[begin Listed entries]

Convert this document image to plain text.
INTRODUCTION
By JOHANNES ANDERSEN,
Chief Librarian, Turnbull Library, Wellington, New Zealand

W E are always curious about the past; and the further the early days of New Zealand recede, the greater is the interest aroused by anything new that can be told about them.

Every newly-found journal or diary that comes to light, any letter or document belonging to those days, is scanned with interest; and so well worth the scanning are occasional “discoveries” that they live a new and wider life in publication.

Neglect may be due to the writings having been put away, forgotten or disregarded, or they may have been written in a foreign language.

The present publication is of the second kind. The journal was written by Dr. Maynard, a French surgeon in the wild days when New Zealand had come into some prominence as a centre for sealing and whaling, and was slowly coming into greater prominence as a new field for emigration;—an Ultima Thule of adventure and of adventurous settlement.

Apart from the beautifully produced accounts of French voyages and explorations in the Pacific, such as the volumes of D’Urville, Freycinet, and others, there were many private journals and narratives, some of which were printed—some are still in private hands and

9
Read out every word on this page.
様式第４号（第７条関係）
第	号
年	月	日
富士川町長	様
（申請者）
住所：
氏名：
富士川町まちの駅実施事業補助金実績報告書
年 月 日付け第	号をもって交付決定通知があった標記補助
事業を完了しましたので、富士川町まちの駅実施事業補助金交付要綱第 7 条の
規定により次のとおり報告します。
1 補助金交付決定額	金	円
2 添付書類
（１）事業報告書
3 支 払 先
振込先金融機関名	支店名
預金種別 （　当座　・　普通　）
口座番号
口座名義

[end Listed entries]

Problem: Write out the complete set of records exactly as given.

Response to this task:
Convert this document image to plain text.
INTRODUCTION
By JOHANNES ANDERSEN,
Chief Librarian, Turnbull Library, Wellington, New Zealand

W E are always curious about the past; and the further the early days of New Zealand recede, the greater is the interest aroused by anything new that can be told about them.

Every newly-found journal or diary that comes to light, any letter or document belonging to those days, is scanned with interest; and so well worth the scanning are occasional “discoveries” that they live a new and wider life in publication.

Neglect may be due to the writings having been put away, forgotten or disregarded, or they may have been written in a foreign language.

The present publication is of the second kind. The journal was written by Dr. Maynard, a French surgeon in the wild days when New Zealand had come into some prominence as a centre for sealing and whaling, and was slowly coming into greater prominence as a new field for emigration;—an Ultima Thule of adventure and of adventurous settlement.

Apart from the beautifully produced accounts of French voyages and explorations in the Pacific, such as the volumes of D’Urville, Freycinet, and others, there were many private journals and narratives, some of which were printed—some are still in private hands and

9
Read out every word on this page.
様式第４号（第７条関係）
第	号
年	月	日
富士川町長	様
（申請者）
住所：
氏名：
富士川町まちの駅実施事業補助金実績報告書
年 月 日付け第	号をもって交付決定通知があった標記補助
事業を完了しましたので、富士川町まちの駅実施事業補助金交付要綱第 7 条の
規定により次のとおり報告します。
1 補助金交付決定額	金	円
2 添付書類
（１）事業報告書
3 支 払 先
振込先金融機関名	支店名
預金種別 （　当座　・　普通　）
口座番号
口座名義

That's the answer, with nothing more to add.